— begin MATERIAL PROVIDED —
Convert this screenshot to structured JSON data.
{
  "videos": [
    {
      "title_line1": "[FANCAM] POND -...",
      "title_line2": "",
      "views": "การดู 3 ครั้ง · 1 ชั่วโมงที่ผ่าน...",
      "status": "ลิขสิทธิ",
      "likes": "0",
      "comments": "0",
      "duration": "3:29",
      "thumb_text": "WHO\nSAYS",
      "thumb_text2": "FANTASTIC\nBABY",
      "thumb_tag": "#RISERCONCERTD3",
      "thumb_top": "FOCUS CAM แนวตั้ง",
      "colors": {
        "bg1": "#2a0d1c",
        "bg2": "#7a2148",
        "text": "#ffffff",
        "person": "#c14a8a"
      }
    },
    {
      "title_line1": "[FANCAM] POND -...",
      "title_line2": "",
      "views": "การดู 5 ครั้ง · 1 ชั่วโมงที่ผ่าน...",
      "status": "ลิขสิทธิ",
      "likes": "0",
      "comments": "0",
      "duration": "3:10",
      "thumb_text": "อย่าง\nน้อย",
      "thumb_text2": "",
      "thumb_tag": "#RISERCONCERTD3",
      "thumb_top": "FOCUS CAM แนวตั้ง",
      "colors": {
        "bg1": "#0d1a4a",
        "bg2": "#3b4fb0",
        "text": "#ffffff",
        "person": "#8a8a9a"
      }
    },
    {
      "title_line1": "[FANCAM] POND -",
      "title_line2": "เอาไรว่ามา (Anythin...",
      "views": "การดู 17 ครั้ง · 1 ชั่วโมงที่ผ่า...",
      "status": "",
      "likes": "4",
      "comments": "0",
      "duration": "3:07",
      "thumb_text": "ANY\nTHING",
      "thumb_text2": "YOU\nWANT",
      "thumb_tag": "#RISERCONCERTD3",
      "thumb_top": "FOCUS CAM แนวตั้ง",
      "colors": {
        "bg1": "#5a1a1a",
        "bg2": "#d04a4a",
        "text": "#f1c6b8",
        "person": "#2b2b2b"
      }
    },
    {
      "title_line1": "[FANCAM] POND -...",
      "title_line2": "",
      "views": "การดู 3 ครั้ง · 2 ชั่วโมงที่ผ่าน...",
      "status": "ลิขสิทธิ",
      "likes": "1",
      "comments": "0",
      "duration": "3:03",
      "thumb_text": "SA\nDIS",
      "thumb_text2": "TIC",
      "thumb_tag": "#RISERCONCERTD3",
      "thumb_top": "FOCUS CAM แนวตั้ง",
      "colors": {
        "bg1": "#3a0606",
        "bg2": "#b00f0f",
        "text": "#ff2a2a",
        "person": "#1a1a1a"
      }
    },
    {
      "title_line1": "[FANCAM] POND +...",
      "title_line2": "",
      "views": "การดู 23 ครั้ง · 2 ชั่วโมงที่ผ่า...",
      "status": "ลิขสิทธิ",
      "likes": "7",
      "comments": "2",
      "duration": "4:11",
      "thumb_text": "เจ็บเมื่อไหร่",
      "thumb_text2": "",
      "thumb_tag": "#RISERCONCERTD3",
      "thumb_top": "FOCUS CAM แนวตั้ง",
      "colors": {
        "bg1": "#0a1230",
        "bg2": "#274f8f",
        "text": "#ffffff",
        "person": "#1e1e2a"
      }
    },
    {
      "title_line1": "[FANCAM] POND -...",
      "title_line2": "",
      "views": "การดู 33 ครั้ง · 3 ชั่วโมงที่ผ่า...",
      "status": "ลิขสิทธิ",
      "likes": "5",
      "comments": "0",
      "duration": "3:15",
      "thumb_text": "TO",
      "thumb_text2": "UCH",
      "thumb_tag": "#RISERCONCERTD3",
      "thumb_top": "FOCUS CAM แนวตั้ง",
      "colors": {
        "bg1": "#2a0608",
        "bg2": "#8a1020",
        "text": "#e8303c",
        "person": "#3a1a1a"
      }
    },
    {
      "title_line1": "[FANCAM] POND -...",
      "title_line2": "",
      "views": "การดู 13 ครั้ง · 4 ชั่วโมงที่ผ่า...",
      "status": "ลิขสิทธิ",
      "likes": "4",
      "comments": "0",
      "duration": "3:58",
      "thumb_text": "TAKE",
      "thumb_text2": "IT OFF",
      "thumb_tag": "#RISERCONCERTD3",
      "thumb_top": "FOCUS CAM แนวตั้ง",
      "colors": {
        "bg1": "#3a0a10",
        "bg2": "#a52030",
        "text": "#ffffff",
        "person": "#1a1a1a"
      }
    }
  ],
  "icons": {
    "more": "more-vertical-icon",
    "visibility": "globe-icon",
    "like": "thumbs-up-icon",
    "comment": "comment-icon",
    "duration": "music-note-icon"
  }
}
— end MATERIAL PROVIDED —
- **EXERCISE OBJECTIVE**
From the material above, copy each line that includes the word "likes".

- **EXERCISE ANSWER**
      "likes": "0",
      "likes": "0",
      "likes": "4",
      "likes": "1",
      "likes": "7",
      "likes": "5",
      "likes": "4",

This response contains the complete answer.